§ WORK INSTRUCTIONS
Search the listing below for the string "sublabel" and show each line that contains it.

*** ENTRIES SHOWN ***

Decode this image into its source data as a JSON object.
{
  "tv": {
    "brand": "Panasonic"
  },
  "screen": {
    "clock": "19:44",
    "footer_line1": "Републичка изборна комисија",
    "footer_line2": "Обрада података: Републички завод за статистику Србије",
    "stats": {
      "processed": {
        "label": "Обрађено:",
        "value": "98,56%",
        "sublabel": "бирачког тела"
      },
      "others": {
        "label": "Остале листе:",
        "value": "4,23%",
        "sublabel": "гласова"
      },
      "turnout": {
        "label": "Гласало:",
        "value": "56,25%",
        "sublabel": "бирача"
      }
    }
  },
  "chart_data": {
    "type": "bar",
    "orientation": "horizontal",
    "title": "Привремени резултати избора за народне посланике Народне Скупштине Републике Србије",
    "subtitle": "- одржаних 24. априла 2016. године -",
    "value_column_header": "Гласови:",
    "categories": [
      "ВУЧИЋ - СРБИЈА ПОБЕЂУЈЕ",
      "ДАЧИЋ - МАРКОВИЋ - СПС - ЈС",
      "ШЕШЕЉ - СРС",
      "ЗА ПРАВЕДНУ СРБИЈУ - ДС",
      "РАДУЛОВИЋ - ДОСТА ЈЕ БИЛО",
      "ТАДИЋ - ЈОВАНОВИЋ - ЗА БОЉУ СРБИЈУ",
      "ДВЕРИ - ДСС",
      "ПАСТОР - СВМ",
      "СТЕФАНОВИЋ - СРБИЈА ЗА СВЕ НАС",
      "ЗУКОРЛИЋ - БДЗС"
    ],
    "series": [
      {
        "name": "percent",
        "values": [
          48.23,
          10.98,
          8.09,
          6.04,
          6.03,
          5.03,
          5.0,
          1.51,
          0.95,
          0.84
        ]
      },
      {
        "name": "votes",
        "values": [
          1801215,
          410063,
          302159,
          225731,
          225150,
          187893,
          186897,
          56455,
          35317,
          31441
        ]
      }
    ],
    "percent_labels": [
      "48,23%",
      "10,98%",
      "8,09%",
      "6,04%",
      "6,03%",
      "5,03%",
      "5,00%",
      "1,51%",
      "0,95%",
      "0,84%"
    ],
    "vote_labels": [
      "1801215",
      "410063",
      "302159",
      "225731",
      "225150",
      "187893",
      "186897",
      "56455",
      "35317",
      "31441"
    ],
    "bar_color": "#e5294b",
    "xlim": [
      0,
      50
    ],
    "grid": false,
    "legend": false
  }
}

***

§ RESULT OF THE EXERCISE
        "sublabel": "бирачког тела"
        "sublabel": "гласова"
        "sublabel": "бирача"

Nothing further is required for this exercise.